# WHAT IS BEING ASKED:
Look through the data below. Collect every line where the word "JSON" occurs.

[Records that describe figures]
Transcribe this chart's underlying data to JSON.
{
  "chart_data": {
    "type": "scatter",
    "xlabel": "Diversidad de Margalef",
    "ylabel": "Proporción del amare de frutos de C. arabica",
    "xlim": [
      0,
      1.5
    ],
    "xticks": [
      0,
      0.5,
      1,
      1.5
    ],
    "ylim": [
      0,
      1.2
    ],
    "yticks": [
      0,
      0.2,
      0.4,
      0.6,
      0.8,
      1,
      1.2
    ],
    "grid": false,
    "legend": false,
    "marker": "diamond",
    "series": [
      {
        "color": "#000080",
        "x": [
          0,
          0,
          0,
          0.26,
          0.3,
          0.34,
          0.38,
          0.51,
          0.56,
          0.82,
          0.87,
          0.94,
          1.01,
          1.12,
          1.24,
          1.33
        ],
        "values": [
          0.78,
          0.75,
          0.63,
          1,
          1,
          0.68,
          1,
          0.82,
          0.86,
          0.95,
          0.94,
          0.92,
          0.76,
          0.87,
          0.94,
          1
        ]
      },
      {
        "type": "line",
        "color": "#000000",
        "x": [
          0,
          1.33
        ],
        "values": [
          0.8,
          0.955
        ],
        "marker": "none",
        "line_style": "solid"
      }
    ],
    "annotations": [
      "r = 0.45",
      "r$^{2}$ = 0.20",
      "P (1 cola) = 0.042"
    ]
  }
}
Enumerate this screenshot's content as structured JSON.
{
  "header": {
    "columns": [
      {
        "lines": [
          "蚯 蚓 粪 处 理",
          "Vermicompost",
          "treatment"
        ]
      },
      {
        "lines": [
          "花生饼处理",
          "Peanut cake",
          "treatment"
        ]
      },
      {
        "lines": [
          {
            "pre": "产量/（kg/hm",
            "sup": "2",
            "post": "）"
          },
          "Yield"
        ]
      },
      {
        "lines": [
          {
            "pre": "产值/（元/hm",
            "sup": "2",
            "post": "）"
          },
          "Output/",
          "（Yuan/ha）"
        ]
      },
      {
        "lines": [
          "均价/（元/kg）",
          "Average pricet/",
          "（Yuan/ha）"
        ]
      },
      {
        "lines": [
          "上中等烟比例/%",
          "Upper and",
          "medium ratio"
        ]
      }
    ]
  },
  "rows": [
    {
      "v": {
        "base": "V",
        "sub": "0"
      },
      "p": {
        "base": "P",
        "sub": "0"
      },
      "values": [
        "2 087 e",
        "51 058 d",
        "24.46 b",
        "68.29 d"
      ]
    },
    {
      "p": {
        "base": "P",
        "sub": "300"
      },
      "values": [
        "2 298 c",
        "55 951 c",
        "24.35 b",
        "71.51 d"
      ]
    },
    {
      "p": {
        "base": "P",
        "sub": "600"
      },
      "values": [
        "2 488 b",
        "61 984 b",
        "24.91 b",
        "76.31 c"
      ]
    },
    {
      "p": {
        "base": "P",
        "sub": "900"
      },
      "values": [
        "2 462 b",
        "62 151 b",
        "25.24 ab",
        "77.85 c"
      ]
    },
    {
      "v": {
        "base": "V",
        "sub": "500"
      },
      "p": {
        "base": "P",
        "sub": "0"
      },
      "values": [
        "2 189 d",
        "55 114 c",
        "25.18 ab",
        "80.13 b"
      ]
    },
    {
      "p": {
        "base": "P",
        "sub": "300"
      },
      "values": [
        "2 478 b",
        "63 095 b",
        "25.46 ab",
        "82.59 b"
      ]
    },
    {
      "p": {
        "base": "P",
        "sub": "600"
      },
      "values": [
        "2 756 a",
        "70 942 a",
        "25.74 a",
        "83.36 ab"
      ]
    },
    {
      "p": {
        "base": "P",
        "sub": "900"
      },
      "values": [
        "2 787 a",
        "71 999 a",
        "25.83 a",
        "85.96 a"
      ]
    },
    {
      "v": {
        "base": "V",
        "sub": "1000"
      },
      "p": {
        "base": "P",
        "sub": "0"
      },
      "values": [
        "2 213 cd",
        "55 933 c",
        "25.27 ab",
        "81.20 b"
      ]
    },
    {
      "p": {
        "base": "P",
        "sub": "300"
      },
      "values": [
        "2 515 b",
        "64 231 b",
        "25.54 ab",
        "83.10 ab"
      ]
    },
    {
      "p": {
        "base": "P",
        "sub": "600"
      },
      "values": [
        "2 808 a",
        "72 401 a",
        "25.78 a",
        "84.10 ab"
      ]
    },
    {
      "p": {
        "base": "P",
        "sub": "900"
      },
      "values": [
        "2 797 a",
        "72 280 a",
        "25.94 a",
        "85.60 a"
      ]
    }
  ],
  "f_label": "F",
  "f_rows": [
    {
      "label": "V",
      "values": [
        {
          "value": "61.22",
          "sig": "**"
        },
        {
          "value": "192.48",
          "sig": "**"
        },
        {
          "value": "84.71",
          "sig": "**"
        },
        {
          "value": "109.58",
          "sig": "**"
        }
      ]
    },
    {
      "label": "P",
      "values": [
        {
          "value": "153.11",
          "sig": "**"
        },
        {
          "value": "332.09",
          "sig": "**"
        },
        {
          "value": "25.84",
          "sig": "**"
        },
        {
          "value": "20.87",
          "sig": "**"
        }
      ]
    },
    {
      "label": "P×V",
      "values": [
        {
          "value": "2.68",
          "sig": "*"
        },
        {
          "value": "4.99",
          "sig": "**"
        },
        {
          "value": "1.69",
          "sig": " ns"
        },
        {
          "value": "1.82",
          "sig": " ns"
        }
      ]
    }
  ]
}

# EXERCISE SOLUTION:
Transcribe this chart's underlying data to JSON.
Enumerate this screenshot's content as structured JSON.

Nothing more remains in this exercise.